WHAT YOU ARE ASKED TO DO
Search the records for the word "text" and report each line that has it.

Data entries:
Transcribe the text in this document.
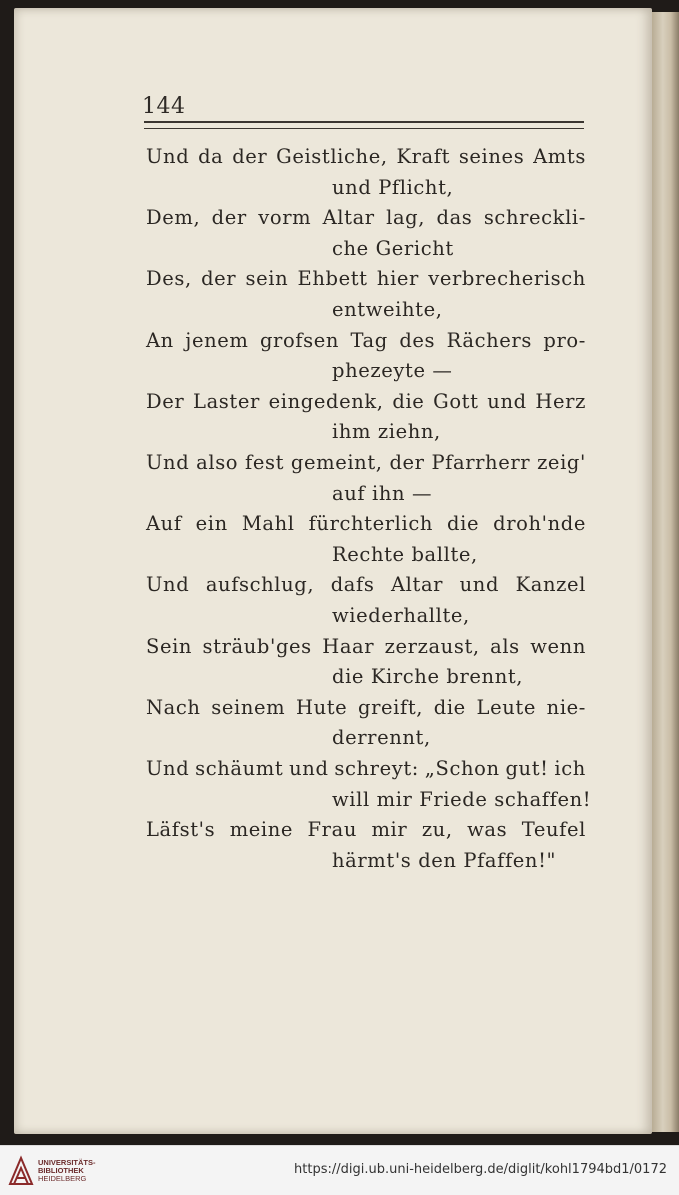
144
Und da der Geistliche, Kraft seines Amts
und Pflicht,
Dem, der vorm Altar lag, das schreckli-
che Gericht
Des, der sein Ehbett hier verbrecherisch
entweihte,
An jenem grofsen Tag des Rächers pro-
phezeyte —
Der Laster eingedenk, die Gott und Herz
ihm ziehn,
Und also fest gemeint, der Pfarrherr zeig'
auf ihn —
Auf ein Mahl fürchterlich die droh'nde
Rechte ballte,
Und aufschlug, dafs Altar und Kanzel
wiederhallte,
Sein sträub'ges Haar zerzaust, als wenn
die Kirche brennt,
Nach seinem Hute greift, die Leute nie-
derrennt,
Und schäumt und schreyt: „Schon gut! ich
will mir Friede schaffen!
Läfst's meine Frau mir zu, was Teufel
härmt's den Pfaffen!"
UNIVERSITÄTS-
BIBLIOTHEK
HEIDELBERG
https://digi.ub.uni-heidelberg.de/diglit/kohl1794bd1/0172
* * *
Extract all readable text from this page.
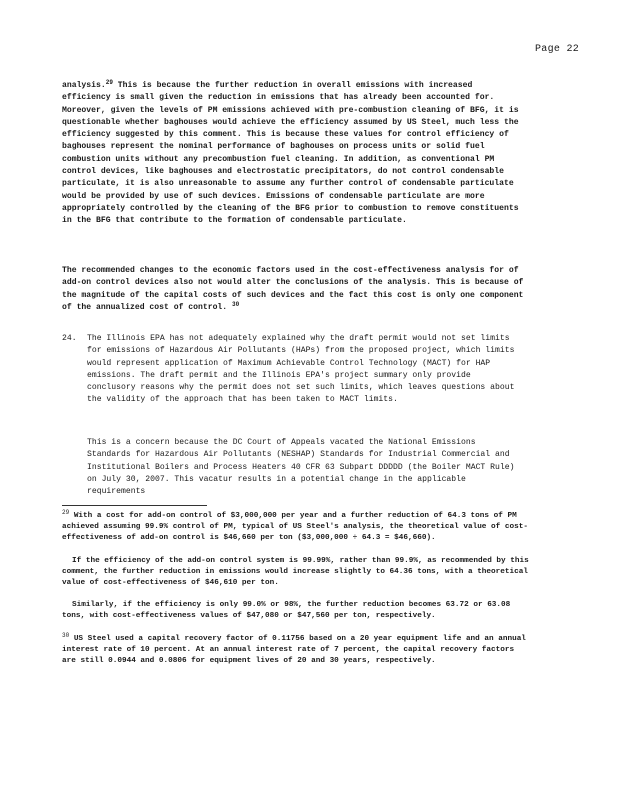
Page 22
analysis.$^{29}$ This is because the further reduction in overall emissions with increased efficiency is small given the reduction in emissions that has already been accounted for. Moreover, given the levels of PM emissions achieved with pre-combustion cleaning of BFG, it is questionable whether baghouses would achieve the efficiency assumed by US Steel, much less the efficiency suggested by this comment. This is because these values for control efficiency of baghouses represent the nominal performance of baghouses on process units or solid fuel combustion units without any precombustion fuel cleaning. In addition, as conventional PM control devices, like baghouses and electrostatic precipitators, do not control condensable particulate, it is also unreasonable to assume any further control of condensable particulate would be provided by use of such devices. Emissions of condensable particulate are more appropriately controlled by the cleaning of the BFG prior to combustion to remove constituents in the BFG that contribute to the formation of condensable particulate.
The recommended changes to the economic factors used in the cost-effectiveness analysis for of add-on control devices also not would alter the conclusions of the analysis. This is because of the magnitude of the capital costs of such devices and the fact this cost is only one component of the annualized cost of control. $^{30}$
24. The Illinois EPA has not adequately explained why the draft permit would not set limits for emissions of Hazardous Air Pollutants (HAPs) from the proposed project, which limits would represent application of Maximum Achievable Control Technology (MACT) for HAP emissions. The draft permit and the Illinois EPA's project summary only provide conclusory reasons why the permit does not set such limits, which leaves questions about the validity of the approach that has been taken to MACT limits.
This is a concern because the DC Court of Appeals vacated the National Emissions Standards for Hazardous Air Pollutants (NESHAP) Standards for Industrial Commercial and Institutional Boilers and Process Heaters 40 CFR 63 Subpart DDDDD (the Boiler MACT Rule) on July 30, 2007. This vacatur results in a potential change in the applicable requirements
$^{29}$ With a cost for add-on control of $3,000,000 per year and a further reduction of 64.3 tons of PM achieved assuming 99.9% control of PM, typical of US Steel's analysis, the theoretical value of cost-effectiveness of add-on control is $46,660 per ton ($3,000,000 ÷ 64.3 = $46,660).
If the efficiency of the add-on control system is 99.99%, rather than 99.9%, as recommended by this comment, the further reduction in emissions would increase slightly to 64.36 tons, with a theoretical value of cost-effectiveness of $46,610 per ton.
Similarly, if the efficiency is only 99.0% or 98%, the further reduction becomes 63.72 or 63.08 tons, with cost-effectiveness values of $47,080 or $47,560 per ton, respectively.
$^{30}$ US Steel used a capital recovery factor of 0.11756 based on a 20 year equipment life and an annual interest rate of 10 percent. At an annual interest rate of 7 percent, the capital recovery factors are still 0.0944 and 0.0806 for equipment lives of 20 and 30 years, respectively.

RESPONSE TO THE TASK
Transcribe the text in this document.
Extract all readable text from this page.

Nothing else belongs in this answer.